**Your instructions:**
Lines containing the string "country" are to be collected in full.

**Dataset content:**
== == ==

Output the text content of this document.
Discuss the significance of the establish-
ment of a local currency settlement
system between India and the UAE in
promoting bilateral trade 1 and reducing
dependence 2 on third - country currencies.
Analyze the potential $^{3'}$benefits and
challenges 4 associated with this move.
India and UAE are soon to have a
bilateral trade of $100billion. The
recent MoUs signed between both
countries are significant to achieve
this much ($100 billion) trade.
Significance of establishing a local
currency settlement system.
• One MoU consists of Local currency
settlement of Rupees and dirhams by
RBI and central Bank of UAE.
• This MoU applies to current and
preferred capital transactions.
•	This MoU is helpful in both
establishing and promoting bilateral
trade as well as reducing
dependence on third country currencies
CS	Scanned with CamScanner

== == ==

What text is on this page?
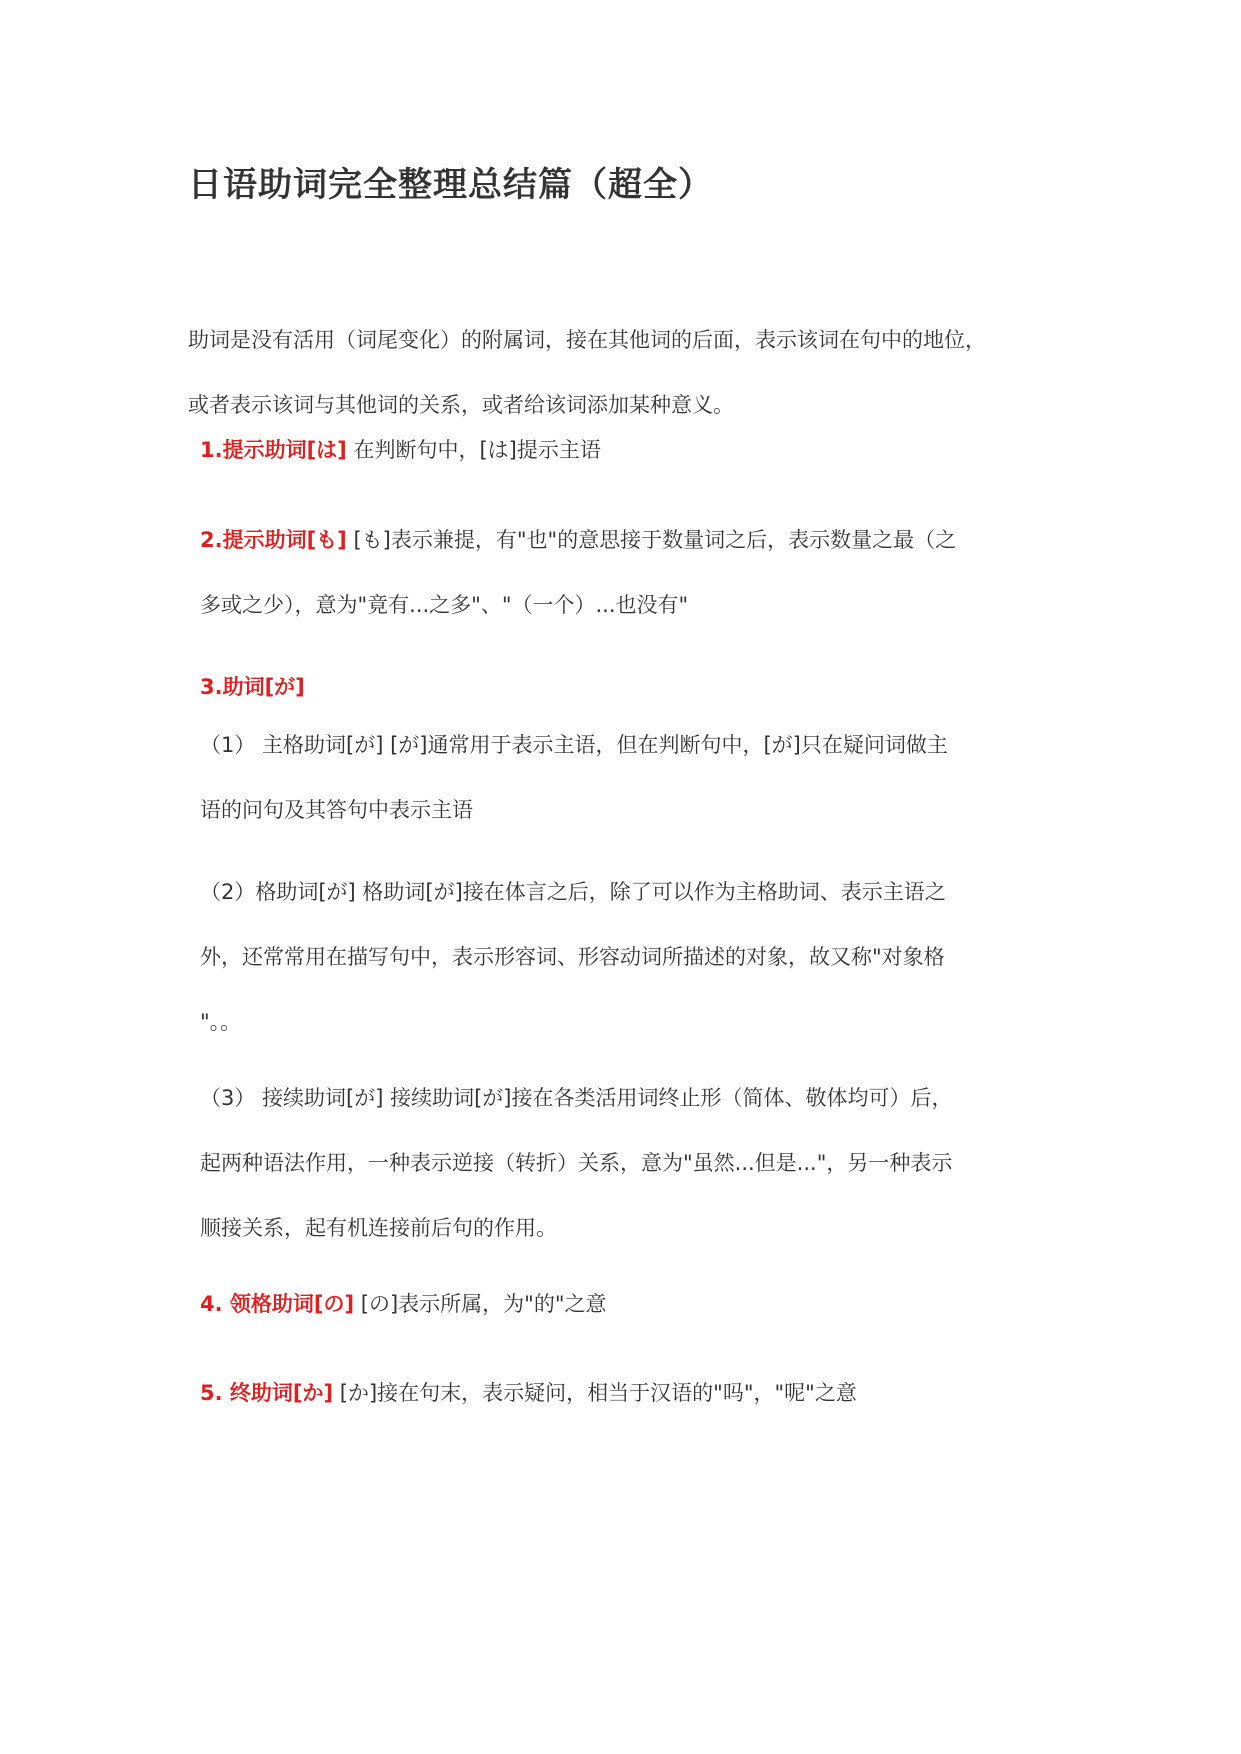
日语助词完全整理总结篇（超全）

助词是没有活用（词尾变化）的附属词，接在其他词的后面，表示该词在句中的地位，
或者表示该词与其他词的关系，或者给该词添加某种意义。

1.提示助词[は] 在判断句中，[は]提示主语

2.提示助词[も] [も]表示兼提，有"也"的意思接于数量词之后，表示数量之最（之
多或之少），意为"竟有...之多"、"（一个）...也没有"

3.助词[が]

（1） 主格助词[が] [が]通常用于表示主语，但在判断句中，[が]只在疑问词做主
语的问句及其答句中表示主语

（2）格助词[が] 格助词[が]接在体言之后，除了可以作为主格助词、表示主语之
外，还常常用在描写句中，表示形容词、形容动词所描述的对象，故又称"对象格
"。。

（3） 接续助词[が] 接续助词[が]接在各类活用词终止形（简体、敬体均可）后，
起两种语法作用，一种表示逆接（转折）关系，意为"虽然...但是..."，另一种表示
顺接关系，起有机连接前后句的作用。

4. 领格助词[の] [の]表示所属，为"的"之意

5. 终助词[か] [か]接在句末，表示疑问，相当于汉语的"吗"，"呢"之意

== == ==

**Final answer:**
dependence 2 on third - country currencies.
dependence on third country currencies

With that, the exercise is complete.